### Work required:
Copy out all of the data below with no alterations.

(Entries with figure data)
****************

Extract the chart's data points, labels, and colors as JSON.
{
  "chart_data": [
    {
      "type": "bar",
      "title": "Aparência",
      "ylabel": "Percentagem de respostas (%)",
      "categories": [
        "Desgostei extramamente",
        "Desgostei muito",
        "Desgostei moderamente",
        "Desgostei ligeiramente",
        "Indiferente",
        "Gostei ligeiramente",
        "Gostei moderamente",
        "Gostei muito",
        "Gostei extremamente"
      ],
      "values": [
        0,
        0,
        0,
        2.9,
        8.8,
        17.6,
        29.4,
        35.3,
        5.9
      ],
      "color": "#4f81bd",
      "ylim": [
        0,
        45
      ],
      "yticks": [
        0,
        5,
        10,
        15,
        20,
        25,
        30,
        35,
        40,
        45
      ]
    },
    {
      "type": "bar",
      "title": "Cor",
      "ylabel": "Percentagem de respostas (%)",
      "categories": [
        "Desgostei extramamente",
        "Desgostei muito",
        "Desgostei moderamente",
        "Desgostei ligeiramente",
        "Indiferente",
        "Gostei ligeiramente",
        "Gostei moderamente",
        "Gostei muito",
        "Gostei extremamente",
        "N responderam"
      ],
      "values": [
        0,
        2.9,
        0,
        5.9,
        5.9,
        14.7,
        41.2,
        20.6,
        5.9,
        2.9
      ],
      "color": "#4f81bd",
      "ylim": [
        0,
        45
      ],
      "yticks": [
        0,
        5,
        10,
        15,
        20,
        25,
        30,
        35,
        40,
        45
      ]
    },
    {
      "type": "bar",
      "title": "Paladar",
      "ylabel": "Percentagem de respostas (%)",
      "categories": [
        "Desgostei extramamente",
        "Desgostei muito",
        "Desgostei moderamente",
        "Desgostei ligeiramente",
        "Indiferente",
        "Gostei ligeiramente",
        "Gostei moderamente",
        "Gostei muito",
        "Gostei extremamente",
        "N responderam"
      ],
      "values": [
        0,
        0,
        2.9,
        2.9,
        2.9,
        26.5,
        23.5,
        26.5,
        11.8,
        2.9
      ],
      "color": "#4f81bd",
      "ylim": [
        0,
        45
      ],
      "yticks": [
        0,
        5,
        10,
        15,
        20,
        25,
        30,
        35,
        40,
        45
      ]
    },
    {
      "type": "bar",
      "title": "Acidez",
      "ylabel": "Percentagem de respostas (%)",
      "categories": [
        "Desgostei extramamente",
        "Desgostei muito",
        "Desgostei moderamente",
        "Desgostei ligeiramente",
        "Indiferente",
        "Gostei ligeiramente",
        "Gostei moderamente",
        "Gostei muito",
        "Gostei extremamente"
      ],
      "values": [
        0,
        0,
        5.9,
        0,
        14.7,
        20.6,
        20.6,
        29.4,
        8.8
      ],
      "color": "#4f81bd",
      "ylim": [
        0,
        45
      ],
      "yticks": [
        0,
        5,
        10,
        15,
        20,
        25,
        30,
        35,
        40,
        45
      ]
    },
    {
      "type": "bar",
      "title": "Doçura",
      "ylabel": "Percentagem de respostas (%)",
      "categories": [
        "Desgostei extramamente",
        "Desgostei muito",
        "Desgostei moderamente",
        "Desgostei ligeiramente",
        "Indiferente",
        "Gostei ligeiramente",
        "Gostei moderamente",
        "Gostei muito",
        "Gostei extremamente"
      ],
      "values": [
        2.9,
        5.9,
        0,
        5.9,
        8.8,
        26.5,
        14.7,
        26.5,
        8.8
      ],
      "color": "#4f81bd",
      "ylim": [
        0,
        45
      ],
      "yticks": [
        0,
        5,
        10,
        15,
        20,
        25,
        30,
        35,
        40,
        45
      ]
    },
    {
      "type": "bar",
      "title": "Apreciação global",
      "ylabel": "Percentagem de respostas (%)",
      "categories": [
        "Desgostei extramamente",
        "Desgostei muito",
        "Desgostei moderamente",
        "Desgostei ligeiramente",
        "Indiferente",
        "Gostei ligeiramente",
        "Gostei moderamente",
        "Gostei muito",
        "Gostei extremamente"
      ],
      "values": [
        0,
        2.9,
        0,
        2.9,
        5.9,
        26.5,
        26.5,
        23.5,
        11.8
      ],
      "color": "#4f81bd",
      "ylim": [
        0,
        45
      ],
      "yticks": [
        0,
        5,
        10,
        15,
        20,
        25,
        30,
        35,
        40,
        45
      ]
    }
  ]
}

****************

### Exercise response:
Extract the chart's data points, labels, and colors as JSON.
{
  "chart_data": [
    {
      "type": "bar",
      "title": "Aparência",
      "ylabel": "Percentagem de respostas (%)",
      "categories": [
        "Desgostei extramamente",
        "Desgostei muito",
        "Desgostei moderamente",
        "Desgostei ligeiramente",
        "Indiferente",
        "Gostei ligeiramente",
        "Gostei moderamente",
        "Gostei muito",
        "Gostei extremamente"
      ],
      "values": [
        0,
        0,
        0,
        2.9,
        8.8,
        17.6,
        29.4,
        35.3,
        5.9
      ],
      "color": "#4f81bd",
      "ylim": [
        0,
        45
      ],
      "yticks": [
        0,
        5,
        10,
        15,
        20,
        25,
        30,
        35,
        40,
        45
      ]
    },
    {
      "type": "bar",
      "title": "Cor",
      "ylabel": "Percentagem de respostas (%)",
      "categories": [
        "Desgostei extramamente",
        "Desgostei muito",
        "Desgostei moderamente",
        "Desgostei ligeiramente",
        "Indiferente",
        "Gostei ligeiramente",
        "Gostei moderamente",
        "Gostei muito",
        "Gostei extremamente",
        "N responderam"
      ],
      "values": [
        0,
        2.9,
        0,
        5.9,
        5.9,
        14.7,
        41.2,
        20.6,
        5.9,
        2.9
      ],
      "color": "#4f81bd",
      "ylim": [
        0,
        45
      ],
      "yticks": [
        0,
        5,
        10,
        15,
        20,
        25,
        30,
        35,
        40,
        45
      ]
    },
    {
      "type": "bar",
      "title": "Paladar",
      "ylabel": "Percentagem de respostas (%)",
      "categories": [
        "Desgostei extramamente",
        "Desgostei muito",
        "Desgostei moderamente",
        "Desgostei ligeiramente",
        "Indiferente",
        "Gostei ligeiramente",
        "Gostei moderamente",
        "Gostei muito",
        "Gostei extremamente",
        "N responderam"
      ],
      "values": [
        0,
        0,
        2.9,
        2.9,
        2.9,
        26.5,
        23.5,
        26.5,
        11.8,
        2.9
      ],
      "color": "#4f81bd",
      "ylim": [
        0,
        45
      ],
      "yticks": [
        0,
        5,
        10,
        15,
        20,
        25,
        30,
        35,
        40,
        45
      ]
    },
    {
      "type": "bar",
      "title": "Acidez",
      "ylabel": "Percentagem de respostas (%)",
      "categories": [
        "Desgostei extramamente",
        "Desgostei muito",
        "Desgostei moderamente",
        "Desgostei ligeiramente",
        "Indiferente",
        "Gostei ligeiramente",
        "Gostei moderamente",
        "Gostei muito",
        "Gostei extremamente"
      ],
      "values": [
        0,
        0,
        5.9,
        0,
        14.7,
        20.6,
        20.6,
        29.4,
        8.8
      ],
      "color": "#4f81bd",
      "ylim": [
        0,
        45
      ],
      "yticks": [
        0,
        5,
        10,
        15,
        20,
        25,
        30,
        35,
        40,
        45
      ]
    },
    {
      "type": "bar",
      "title": "Doçura",
      "ylabel": "Percentagem de respostas (%)",
      "categories": [
        "Desgostei extramamente",
        "Desgostei muito",
        "Desgostei moderamente",
        "Desgostei ligeiramente",
        "Indiferente",
        "Gostei ligeiramente",
        "Gostei moderamente",
        "Gostei muito",
        "Gostei extremamente"
      ],
      "values": [
        2.9,
        5.9,
        0,
        5.9,
        8.8,
        26.5,
        14.7,
        26.5,
        8.8
      ],
      "color": "#4f81bd",
      "ylim": [
        0,
        45
      ],
      "yticks": [
        0,
        5,
        10,
        15,
        20,
        25,
        30,
        35,
        40,
        45
      ]
    },
    {
      "type": "bar",
      "title": "Apreciação global",
      "ylabel": "Percentagem de respostas (%)",
      "categories": [
        "Desgostei extramamente",
        "Desgostei muito",
        "Desgostei moderamente",
        "Desgostei ligeiramente",
        "Indiferente",
        "Gostei ligeiramente",
        "Gostei moderamente",
        "Gostei muito",
        "Gostei extremamente"
      ],
      "values": [
        0,
        2.9,
        0,
        2.9,
        5.9,
        26.5,
        26.5,
        23.5,
        11.8
      ],
      "color": "#4f81bd",
      "ylim": [
        0,
        45
      ],
      "yticks": [
        0,
        5,
        10,
        15,
        20,
        25,
        30,
        35,
        40,
        45
      ]
    }
  ]
}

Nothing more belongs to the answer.